Work to be completed: When you reach the records, transcribe all of them exactly.

Provided information:
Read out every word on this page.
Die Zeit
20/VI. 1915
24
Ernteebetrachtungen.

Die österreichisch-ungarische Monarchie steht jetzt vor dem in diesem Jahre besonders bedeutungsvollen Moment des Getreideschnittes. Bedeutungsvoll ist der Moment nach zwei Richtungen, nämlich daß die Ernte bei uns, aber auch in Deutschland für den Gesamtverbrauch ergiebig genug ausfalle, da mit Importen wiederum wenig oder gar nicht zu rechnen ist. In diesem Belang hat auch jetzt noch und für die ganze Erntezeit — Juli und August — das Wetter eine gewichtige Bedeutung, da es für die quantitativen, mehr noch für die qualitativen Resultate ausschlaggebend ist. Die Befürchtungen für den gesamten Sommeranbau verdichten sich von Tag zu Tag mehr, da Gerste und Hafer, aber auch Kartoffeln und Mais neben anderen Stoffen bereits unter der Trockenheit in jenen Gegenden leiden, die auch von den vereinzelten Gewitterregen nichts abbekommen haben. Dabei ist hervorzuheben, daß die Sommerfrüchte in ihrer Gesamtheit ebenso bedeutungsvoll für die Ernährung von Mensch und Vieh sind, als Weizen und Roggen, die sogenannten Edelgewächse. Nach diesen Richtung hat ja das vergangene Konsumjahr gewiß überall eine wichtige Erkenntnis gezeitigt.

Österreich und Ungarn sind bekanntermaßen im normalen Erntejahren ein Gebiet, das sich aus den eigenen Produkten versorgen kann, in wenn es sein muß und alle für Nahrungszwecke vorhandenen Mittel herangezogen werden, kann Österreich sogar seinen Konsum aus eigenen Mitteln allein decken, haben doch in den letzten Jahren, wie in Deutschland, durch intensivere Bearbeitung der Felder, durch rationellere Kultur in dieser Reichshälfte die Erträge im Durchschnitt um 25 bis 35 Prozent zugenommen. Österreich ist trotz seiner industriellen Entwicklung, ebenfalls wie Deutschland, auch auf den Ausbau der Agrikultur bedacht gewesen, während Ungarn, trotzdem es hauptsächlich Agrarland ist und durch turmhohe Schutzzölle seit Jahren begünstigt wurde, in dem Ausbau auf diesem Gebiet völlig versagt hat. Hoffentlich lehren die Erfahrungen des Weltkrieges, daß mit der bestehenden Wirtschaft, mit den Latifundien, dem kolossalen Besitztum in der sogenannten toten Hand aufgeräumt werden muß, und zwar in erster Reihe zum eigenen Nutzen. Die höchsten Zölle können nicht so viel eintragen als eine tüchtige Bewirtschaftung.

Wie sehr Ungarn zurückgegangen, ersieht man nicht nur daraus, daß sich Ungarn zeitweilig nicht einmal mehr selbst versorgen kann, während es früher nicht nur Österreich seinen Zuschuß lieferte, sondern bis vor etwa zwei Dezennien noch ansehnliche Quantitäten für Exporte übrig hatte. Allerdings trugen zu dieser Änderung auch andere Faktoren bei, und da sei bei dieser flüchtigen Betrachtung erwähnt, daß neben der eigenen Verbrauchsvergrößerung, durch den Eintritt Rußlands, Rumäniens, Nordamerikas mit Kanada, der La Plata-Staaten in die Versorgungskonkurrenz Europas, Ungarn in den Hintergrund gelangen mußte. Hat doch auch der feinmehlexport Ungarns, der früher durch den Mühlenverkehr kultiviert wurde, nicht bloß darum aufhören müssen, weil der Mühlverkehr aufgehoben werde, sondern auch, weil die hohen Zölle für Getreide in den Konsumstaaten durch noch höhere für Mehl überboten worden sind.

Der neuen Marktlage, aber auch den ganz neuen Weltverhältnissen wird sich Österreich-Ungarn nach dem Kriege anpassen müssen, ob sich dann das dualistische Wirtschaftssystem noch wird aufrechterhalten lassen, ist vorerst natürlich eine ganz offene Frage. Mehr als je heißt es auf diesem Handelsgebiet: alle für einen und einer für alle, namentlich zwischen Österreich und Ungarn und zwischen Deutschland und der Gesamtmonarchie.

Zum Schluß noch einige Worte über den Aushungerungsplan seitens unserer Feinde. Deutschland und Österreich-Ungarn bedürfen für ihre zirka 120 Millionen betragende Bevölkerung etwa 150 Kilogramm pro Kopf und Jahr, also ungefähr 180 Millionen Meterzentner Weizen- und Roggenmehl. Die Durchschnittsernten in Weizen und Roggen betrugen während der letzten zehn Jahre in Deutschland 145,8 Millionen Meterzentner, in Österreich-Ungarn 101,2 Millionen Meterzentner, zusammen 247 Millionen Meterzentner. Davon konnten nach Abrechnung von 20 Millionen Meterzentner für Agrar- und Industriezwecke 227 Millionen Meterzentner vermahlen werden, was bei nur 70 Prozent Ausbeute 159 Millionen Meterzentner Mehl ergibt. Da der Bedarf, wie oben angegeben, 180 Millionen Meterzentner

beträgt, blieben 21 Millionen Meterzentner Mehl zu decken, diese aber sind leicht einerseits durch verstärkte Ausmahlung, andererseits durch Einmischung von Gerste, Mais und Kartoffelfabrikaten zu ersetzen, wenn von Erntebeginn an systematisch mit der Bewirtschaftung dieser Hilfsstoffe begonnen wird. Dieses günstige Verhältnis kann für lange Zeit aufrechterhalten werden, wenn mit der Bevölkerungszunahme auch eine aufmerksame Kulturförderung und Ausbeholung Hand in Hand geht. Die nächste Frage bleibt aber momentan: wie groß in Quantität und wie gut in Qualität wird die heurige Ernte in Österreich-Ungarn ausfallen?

Answer below:
Read out every word on this page.
Die Zeit
20/VI. 1915
24
Ernteebetrachtungen.

Die österreichisch-ungarische Monarchie steht jetzt vor dem in diesem Jahre besonders bedeutungsvollen Moment des Getreideschnittes. Bedeutungsvoll ist der Moment nach zwei Richtungen, nämlich daß die Ernte bei uns, aber auch in Deutschland für den Gesamtverbrauch ergiebig genug ausfalle, da mit Importen wiederum wenig oder gar nicht zu rechnen ist. In diesem Belang hat auch jetzt noch und für die ganze Erntezeit — Juli und August — das Wetter eine gewichtige Bedeutung, da es für die quantitativen, mehr noch für die qualitativen Resultate ausschlaggebend ist. Die Befürchtungen für den gesamten Sommeranbau verdichten sich von Tag zu Tag mehr, da Gerste und Hafer, aber auch Kartoffeln und Mais neben anderen Stoffen bereits unter der Trockenheit in jenen Gegenden leiden, die auch von den vereinzelten Gewitterregen nichts abbekommen haben. Dabei ist hervorzuheben, daß die Sommerfrüchte in ihrer Gesamtheit ebenso bedeutungsvoll für die Ernährung von Mensch und Vieh sind, als Weizen und Roggen, die sogenannten Edelgewächse. Nach diesen Richtung hat ja das vergangene Konsumjahr gewiß überall eine wichtige Erkenntnis gezeitigt.

Österreich und Ungarn sind bekanntermaßen im normalen Erntejahren ein Gebiet, das sich aus den eigenen Produkten versorgen kann, in wenn es sein muß und alle für Nahrungszwecke vorhandenen Mittel herangezogen werden, kann Österreich sogar seinen Konsum aus eigenen Mitteln allein decken, haben doch in den letzten Jahren, wie in Deutschland, durch intensivere Bearbeitung der Felder, durch rationellere Kultur in dieser Reichshälfte die Erträge im Durchschnitt um 25 bis 35 Prozent zugenommen. Österreich ist trotz seiner industriellen Entwicklung, ebenfalls wie Deutschland, auch auf den Ausbau der Agrikultur bedacht gewesen, während Ungarn, trotzdem es hauptsächlich Agrarland ist und durch turmhohe Schutzzölle seit Jahren begünstigt wurde, in dem Ausbau auf diesem Gebiet völlig versagt hat. Hoffentlich lehren die Erfahrungen des Weltkrieges, daß mit der bestehenden Wirtschaft, mit den Latifundien, dem kolossalen Besitztum in der sogenannten toten Hand aufgeräumt werden muß, und zwar in erster Reihe zum eigenen Nutzen. Die höchsten Zölle können nicht so viel eintragen als eine tüchtige Bewirtschaftung.

Wie sehr Ungarn zurückgegangen, ersieht man nicht nur daraus, daß sich Ungarn zeitweilig nicht einmal mehr selbst versorgen kann, während es früher nicht nur Österreich seinen Zuschuß lieferte, sondern bis vor etwa zwei Dezennien noch ansehnliche Quantitäten für Exporte übrig hatte. Allerdings trugen zu dieser Änderung auch andere Faktoren bei, und da sei bei dieser flüchtigen Betrachtung erwähnt, daß neben der eigenen Verbrauchsvergrößerung, durch den Eintritt Rußlands, Rumäniens, Nordamerikas mit Kanada, der La Plata-Staaten in die Versorgungskonkurrenz Europas, Ungarn in den Hintergrund gelangen mußte. Hat doch auch der feinmehlexport Ungarns, der früher durch den Mühlenverkehr kultiviert wurde, nicht bloß darum aufhören müssen, weil der Mühlverkehr aufgehoben werde, sondern auch, weil die hohen Zölle für Getreide in den Konsumstaaten durch noch höhere für Mehl überboten worden sind.

Der neuen Marktlage, aber auch den ganz neuen Weltverhältnissen wird sich Österreich-Ungarn nach dem Kriege anpassen müssen, ob sich dann das dualistische Wirtschaftssystem noch wird aufrechterhalten lassen, ist vorerst natürlich eine ganz offene Frage. Mehr als je heißt es auf diesem Handelsgebiet: alle für einen und einer für alle, namentlich zwischen Österreich und Ungarn und zwischen Deutschland und der Gesamtmonarchie.

Zum Schluß noch einige Worte über den Aushungerungsplan seitens unserer Feinde. Deutschland und Österreich-Ungarn bedürfen für ihre zirka 120 Millionen betragende Bevölkerung etwa 150 Kilogramm pro Kopf und Jahr, also ungefähr 180 Millionen Meterzentner Weizen- und Roggenmehl. Die Durchschnittsernten in Weizen und Roggen betrugen während der letzten zehn Jahre in Deutschland 145,8 Millionen Meterzentner, in Österreich-Ungarn 101,2 Millionen Meterzentner, zusammen 247 Millionen Meterzentner. Davon konnten nach Abrechnung von 20 Millionen Meterzentner für Agrar- und Industriezwecke 227 Millionen Meterzentner vermahlen werden, was bei nur 70 Prozent Ausbeute 159 Millionen Meterzentner Mehl ergibt. Da der Bedarf, wie oben angegeben, 180 Millionen Meterzentner

beträgt, blieben 21 Millionen Meterzentner Mehl zu decken, diese aber sind leicht einerseits durch verstärkte Ausmahlung, andererseits durch Einmischung von Gerste, Mais und Kartoffelfabrikaten zu ersetzen, wenn von Erntebeginn an systematisch mit der Bewirtschaftung dieser Hilfsstoffe begonnen wird. Dieses günstige Verhältnis kann für lange Zeit aufrechterhalten werden, wenn mit der Bevölkerungszunahme auch eine aufmerksame Kulturförderung und Ausbeholung Hand in Hand geht. Die nächste Frage bleibt aber momentan: wie groß in Quantität und wie gut in Qualität wird die heurige Ernte in Österreich-Ungarn ausfallen?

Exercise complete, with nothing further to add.